▶ _Selected extract_:
***

July 4 2009 Senior Issues Newsletter
Preserving Family History Through Technology
Computers now make it easier than ever to collect and preserve a family's history and heritage.
THE JOY BOX: Dancing in the Sunflower Patch
One summer morning, I decided to surprise my teenaged daughter with breakfast in bed. After preparing a wonderful breakfast of waffles, orange juice, eggs and bacon and arranging it on a tray, I decided that a few sunflowers from the garden would add a really nice touch. With knife in hand, I made my way out to the garden and discovered, to my horror, that the sunflower blossoms had attracted an assortment of bees, wasps and -- gasp -- HORNETS! The hornets in our region are commonly referred to as European or Japanese hornets and grow quite large and have good, healthy-sized stingers and its sting causes severe allergic reactions usually requiring a sting victim to be hospitalized. Most critters like bees and wasps will usually fly away when you approach, but these particular hornets are territorial and tend to go on the attack when approached. Sure enough, one hornet had made a territory out of the sunflower patch and wasn't going to let me approach without being challenged. So, the dance began -- with me weaving in and out of the sunflower patch, jumping over watermelons still growing on the vine and ducking around tomato bushes to avoid the unrelenting pursuit of the hornet. I was attempting to stand long enough in one position to get a good whack at the sunflower stalk, but since the stalks are so thick, and the hornet so persistent, I had to make the cuts a piece at a time and keep running in circles -- knife in hand. Little did I know that two of my sons were standing on the front porch watching this insane performance on my part -- and not understanding that I was running in fear from a hornet. To them, it looked like Mama was dancing around in the sunflower patch just for the fun of it. I finally did manage to secure two precious sunflower blooms but was not brave enough to fight for the third. I'm happy to say that they still looked pretty on my daughter's breakfast tray -- and I've since overcome my fear of hornets. Maybe.

***

▶ _Exercise 1_:
Please reproduce word for word the passage of the newsletter from "July 4 2009" up to and including "history and heritage.".
▶ _Exercise 2_:
According to the newsletter, how many sunflower blooms did the writer manage to cut for the breakfast tray?

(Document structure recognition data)

***

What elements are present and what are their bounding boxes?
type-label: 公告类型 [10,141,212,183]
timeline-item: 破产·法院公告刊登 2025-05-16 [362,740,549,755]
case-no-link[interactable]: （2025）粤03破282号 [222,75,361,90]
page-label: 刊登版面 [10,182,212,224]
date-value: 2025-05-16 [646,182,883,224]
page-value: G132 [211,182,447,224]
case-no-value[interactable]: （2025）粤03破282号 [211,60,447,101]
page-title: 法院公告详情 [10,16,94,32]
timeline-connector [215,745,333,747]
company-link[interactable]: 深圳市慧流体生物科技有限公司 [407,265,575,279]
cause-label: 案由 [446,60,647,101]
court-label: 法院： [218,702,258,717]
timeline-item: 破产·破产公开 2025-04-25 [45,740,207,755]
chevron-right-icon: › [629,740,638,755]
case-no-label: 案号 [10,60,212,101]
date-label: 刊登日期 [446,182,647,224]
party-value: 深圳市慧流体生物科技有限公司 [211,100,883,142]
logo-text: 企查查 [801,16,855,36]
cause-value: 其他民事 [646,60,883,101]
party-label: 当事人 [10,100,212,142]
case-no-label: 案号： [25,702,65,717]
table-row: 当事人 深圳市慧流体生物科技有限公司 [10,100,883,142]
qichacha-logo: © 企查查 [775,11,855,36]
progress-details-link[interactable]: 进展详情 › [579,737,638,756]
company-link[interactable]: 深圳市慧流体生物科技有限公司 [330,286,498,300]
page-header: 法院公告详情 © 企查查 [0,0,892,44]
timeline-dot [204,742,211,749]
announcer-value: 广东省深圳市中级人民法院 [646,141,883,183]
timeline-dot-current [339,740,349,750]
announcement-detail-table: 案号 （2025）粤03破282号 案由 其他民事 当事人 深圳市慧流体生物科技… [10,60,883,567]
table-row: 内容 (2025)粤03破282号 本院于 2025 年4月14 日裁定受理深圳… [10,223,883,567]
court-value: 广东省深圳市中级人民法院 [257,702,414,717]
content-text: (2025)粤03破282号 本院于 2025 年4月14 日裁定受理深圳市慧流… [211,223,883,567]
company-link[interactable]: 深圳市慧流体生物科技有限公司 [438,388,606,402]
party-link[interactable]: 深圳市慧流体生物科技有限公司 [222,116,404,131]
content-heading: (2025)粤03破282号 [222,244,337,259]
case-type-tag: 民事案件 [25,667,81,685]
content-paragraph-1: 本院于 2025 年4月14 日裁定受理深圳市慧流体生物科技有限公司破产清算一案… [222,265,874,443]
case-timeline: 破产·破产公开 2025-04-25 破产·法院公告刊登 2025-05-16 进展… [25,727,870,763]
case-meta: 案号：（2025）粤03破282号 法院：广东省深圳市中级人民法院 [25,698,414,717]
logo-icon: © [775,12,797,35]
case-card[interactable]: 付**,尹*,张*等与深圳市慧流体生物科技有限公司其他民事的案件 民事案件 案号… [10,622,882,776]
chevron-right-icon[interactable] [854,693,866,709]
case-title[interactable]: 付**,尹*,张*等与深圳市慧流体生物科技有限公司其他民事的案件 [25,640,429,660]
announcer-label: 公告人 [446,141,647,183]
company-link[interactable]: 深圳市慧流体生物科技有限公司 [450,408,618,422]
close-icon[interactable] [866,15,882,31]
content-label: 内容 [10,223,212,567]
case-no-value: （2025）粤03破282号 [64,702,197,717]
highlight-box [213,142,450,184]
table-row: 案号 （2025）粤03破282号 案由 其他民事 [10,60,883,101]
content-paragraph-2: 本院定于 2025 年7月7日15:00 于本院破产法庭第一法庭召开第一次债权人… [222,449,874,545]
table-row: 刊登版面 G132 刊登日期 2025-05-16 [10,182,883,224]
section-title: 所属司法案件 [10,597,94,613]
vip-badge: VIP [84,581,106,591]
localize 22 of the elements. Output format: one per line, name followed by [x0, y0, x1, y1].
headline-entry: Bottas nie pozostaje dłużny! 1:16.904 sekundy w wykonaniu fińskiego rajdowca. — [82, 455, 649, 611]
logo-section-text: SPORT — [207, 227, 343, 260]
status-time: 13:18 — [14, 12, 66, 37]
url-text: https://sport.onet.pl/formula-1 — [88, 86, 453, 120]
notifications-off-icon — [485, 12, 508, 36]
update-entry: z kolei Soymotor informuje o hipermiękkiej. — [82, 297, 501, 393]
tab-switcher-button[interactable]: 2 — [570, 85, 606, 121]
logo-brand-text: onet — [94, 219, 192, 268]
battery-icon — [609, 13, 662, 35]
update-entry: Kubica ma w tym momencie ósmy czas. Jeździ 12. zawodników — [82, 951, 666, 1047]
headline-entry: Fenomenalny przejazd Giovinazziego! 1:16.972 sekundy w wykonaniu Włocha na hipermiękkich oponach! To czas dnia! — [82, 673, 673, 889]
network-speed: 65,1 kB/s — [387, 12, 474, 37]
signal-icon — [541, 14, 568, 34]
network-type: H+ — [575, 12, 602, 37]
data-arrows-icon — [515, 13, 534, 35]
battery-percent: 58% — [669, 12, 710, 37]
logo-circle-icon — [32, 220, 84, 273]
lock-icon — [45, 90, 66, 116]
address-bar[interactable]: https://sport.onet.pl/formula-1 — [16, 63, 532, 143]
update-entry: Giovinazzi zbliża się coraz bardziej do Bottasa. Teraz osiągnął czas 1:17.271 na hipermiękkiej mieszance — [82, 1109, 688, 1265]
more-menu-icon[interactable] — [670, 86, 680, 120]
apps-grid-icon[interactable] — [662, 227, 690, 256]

***

▶ _Response box 1_:
July 4 2009 Senior Issues Newsletter
Preserving Family History Through Technology
Computers now make it easier than ever to collect and preserve a family's history and heritage.

▶ _Response box 2_:
Two.